**INSTRUCTION A**.
In the account of the gift halls below, what shows that the guide misdescribed the main gift from the Russian Federation? Answer in one to three sentences.

**TEXT SEGMENT**.
------------------------------------------------

Halls are divided by countries. Seeing it all in one day is impossible. They take you through the main ones, plus the ones where the guests came from. There are tons of presents, and that means that my counter of lies has twirled with the speed of light. There are even presents from the USA. Basketball fan Kim Jong-eun’s basketball from Madeleine Albright. I am sure it was done with Denis Rodman involvement, Kim’s best friend. Although most of the gifts are from various countries, most of them are some kind of sketchy marginal councils, committees, parties, funds and other parasites of all the colors of the Comintern. Among the leaders: basically a circle of dictators. Castro, Mugabe, Mubarak, Gadhafi, Chavez and other dear comrades. The main gift from the Russian Federation: the caricature Medvedev, who looks like a hobbit, shakes the hand of a no less caricature father of the current chairman. Guide presented it as an official gift from the president and the government of Russia. I come closer, and the nameplate says: “A gift from the dental community of Chelyabinsk.”

Isn’t it cute!

As many as 3 halls are devoted to gifts from China. Endless numbers of vases, silks, figurines and … a few cars. One of which is the American Buick made in China. Such a poetic justice.

And here comes my favorite part!
The guide recalls that in addition to the crowd of Chinese, some guy from Ukraine was among them. And everyone is told to pay tribute.
Thank God we share not the biggest room with Hungarians, Belarusians, Slovaks.
Only one wall is devoted to Ukraine. There is all the brilliance and pride: three clubs, sabre, Kobzar, embroided shirt, boring pictures descended from non-existing parties and prime ministers. And in the middle of everything there is a panel lined with ordinary amber, of course, illegally mined in the Rivne region.

The guide takes everyone to the picture and loudly declares: “Look, look, this picture maid from pure DIMOND!”
The Chinese in faint all at once, I scream that this is lies and just amber! I add this to my list. And they seem to add me in theirs.

On the way back we visit a shop with postage stamps. A paradise for connoisseurs and again, the same dictatorial porn, where everyone is with everyone.

------------------------------------------------

**RECORDS PROVIDED**.
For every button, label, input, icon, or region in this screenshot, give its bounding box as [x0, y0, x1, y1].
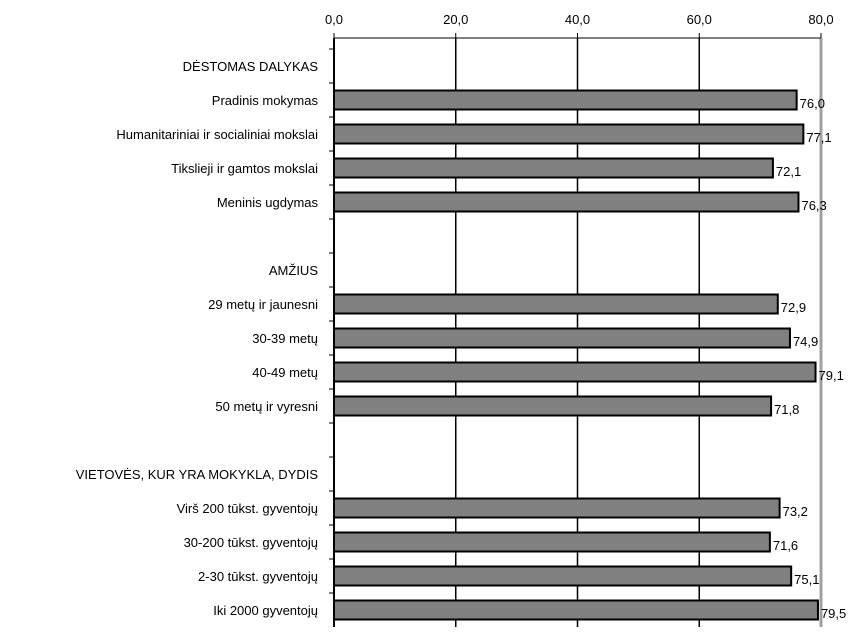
bar [333, 123, 805, 145]
data-label: 74,9 [793, 334, 818, 349]
bar [333, 531, 771, 553]
group-header-label: DĖSTOMAS DALYKAS [183, 59, 319, 74]
data-label: 76,3 [801, 198, 826, 213]
data-label: 71,8 [774, 402, 799, 417]
data-label: 73,2 [783, 504, 808, 519]
data-label: 72,1 [776, 164, 801, 179]
category-label: 30-39 metų [252, 331, 318, 346]
row-labels: DĖSTOMAS DALYKAS Pradinis mokymas Humanita… [76, 59, 319, 618]
category-label: 40-49 metų [252, 365, 318, 380]
data-label: 71,6 [773, 538, 798, 553]
bar [333, 293, 779, 315]
bar [333, 497, 781, 519]
x-tick-label: 0,0 [325, 12, 343, 27]
bar [333, 361, 817, 383]
bar [333, 191, 800, 213]
category-label: Humanitariniai ir socialiniai mokslai [116, 127, 318, 142]
category-label: Meninis ugdymas [217, 195, 319, 210]
category-label: 30-200 tūkst. gyventojų [184, 535, 318, 550]
data-labels: 76,0 77,1 72,1 76,3 72,9 74,9 79,1 71,8 73,2 71,6… [773, 96, 846, 621]
x-tick-label: 60,0 [687, 12, 712, 27]
category-label: Virš 200 tūkst. gyventojų [177, 501, 318, 516]
x-axis-ticks: 0,0 20,0 40,0 60,0 80,0 [325, 12, 834, 27]
bars-layer [333, 89, 819, 621]
category-label: 29 metų ir jaunesni [208, 297, 318, 312]
bar [333, 565, 793, 587]
data-label: 79,1 [819, 368, 844, 383]
x-tick-label: 20,0 [443, 12, 468, 27]
category-label: Tikslieji ir gamtos mokslai [171, 161, 318, 176]
bar [333, 157, 774, 179]
data-label: 76,0 [800, 96, 825, 111]
data-label: 72,9 [781, 300, 806, 315]
data-label: 77,1 [806, 130, 831, 145]
group-header-label: VIETOVĖS, KUR YRA MOKYKLA, DYDIS [76, 467, 319, 482]
group-header-label: AMŽIUS [269, 263, 318, 278]
category-label: Pradinis mokymas [212, 93, 319, 108]
bar [333, 89, 798, 111]
x-tick-label: 80,0 [808, 12, 833, 27]
x-tick-label: 40,0 [565, 12, 590, 27]
bar [333, 599, 819, 621]
bar [333, 395, 773, 417]
category-label: 2-30 tūkst. gyventojų [198, 569, 318, 584]
category-label: Iki 2000 gyventojų [213, 603, 318, 618]
bar [333, 327, 791, 349]
data-label: 75,1 [794, 572, 819, 587]
data-label: 79,5 [821, 606, 846, 621]
category-label: 50 metų ir vyresni [215, 399, 318, 414]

------------------------------------------------

**INSTRUCTION B**.
In the records above, transcribe every line from the one with "bar [333, 123, 805, 145]" to the one with "bar [333, 191, 800, 213]".

**REPLY A**.
The guide presented the caricature as an official gift from the president and the government of Russia. Its nameplate, however, says: "A gift from the dental community of Chelyabinsk."

**REPLY B**.
bar [333, 123, 805, 145]
data-label: 74,9 [793, 334, 818, 349]
bar [333, 531, 771, 553]
group-header-label: DĖSTOMAS DALYKAS [183, 59, 319, 74]
data-label: 76,3 [801, 198, 826, 213]
data-label: 71,8 [774, 402, 799, 417]
data-label: 73,2 [783, 504, 808, 519]
data-label: 72,1 [776, 164, 801, 179]
category-label: 30-39 metų [252, 331, 318, 346]
row-labels: DĖSTOMAS DALYKAS Pradinis mokymas Humanita… [76, 59, 319, 618]
category-label: 40-49 metų [252, 365, 318, 380]
data-label: 71,6 [773, 538, 798, 553]
bar [333, 293, 779, 315]
bar [333, 497, 781, 519]
x-tick-label: 0,0 [325, 12, 343, 27]
bar [333, 361, 817, 383]
bar [333, 191, 800, 213]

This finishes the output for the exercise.